[Records contained in a dataset]
▶
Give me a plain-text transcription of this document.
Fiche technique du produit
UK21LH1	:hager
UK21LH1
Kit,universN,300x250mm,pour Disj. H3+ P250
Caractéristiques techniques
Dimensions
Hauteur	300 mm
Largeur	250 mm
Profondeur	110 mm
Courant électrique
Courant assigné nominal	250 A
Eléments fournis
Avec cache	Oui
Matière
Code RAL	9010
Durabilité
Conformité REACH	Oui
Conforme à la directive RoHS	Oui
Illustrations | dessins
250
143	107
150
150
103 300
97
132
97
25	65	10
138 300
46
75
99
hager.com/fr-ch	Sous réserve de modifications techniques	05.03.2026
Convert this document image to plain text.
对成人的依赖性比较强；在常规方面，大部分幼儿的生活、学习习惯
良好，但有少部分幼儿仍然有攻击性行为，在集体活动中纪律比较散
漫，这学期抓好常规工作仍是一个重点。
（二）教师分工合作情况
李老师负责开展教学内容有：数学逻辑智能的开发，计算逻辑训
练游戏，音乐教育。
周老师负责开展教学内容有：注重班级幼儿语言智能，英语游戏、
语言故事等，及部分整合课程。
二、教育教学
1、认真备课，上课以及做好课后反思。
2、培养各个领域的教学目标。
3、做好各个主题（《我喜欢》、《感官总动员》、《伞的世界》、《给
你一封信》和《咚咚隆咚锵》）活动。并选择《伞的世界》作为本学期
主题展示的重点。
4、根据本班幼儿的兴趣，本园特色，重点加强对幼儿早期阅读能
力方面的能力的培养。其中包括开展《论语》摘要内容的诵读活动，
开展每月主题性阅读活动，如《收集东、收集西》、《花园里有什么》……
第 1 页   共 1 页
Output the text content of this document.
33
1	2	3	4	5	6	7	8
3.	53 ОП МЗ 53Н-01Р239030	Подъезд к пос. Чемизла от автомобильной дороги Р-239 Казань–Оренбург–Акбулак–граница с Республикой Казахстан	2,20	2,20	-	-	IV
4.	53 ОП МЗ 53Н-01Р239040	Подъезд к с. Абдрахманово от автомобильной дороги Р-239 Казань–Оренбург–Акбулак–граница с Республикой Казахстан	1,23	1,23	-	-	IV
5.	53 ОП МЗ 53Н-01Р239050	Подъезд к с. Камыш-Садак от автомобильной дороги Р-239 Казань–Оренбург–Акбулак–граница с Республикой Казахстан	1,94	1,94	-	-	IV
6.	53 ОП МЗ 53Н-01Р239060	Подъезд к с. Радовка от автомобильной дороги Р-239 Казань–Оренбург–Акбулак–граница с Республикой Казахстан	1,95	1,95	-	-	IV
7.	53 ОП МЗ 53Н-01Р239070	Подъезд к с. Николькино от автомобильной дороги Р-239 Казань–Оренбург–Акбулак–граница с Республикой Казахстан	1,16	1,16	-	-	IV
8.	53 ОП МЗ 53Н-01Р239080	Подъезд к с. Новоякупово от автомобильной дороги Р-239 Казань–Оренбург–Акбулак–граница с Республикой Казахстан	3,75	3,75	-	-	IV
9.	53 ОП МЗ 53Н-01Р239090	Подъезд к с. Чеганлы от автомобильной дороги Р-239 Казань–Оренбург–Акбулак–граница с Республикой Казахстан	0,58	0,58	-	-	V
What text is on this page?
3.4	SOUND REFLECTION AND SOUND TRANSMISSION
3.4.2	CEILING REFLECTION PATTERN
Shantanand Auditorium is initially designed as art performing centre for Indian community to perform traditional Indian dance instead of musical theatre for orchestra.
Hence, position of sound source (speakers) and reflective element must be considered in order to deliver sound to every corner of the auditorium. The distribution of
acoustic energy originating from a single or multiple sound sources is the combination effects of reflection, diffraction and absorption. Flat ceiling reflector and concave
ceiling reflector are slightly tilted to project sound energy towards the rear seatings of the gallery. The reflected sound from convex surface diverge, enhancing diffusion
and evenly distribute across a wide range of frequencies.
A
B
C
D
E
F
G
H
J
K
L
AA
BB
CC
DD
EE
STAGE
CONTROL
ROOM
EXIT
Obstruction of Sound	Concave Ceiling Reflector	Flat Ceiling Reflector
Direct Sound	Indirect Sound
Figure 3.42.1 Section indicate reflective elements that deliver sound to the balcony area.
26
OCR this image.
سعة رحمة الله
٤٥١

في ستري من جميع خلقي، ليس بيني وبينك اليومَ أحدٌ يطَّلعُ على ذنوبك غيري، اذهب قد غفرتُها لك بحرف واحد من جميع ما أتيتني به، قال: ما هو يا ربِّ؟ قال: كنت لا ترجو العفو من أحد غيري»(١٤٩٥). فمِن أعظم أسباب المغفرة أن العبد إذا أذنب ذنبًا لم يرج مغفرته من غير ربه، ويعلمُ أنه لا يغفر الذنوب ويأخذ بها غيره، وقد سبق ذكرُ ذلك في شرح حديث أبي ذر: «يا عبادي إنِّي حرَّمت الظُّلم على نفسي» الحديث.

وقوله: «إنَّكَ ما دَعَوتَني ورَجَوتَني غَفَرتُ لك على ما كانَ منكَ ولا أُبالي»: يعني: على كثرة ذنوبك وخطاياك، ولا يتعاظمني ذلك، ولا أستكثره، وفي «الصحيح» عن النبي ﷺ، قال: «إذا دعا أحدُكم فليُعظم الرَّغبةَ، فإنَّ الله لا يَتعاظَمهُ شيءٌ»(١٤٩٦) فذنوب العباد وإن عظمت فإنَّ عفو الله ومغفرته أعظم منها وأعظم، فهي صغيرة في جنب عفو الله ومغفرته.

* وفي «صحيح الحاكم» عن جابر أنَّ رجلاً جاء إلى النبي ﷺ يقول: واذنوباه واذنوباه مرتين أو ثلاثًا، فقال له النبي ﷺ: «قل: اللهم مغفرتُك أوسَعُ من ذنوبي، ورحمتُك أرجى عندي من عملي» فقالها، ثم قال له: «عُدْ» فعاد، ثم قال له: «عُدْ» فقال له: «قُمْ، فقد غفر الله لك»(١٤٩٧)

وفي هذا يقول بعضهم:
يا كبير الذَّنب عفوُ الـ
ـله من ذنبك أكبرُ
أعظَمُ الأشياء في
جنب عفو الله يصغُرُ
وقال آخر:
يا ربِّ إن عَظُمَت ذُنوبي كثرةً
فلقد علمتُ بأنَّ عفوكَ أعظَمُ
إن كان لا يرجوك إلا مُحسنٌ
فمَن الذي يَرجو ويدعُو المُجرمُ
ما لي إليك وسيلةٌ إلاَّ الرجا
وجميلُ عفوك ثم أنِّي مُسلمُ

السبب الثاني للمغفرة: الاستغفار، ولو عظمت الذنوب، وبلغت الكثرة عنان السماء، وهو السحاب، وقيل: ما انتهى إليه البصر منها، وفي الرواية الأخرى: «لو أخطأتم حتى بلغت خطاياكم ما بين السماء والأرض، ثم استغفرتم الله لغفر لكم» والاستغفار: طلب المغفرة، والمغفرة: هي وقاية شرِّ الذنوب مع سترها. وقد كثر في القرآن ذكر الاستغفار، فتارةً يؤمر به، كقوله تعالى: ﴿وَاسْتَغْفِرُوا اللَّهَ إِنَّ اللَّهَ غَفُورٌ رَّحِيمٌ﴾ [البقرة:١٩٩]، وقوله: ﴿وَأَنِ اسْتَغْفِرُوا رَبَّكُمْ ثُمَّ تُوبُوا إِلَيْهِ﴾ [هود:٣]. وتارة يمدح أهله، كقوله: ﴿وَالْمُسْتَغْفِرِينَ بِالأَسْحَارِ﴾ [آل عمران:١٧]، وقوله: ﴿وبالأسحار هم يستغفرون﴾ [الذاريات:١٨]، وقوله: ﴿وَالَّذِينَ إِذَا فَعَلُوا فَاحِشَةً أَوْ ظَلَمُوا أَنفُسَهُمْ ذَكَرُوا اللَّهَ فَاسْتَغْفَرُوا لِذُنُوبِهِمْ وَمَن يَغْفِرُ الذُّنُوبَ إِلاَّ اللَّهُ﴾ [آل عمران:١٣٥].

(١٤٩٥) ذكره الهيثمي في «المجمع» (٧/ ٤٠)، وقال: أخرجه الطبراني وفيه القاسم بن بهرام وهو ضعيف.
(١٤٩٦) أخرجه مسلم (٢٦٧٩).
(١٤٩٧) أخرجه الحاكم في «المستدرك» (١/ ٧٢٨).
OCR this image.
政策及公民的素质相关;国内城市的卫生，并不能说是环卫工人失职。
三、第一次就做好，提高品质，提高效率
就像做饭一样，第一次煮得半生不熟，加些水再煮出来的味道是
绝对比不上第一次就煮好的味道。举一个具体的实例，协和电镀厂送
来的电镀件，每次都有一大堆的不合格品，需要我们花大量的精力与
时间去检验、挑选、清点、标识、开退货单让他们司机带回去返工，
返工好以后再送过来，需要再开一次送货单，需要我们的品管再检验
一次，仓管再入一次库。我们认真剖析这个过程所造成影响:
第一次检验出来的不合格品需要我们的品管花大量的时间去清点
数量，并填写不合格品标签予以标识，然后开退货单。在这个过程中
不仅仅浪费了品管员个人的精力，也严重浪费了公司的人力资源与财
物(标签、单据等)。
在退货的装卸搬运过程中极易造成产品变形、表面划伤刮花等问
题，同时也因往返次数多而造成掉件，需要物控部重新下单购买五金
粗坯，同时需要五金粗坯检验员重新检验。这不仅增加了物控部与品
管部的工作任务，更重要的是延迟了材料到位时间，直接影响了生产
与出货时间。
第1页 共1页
◀
▸ Stated goal
Where a line contains "hager", copy that line.

▸ Finished task
UK21LH1	:hager
hager.com/fr-ch	Sous réserve de modifications techniques	05.03.2026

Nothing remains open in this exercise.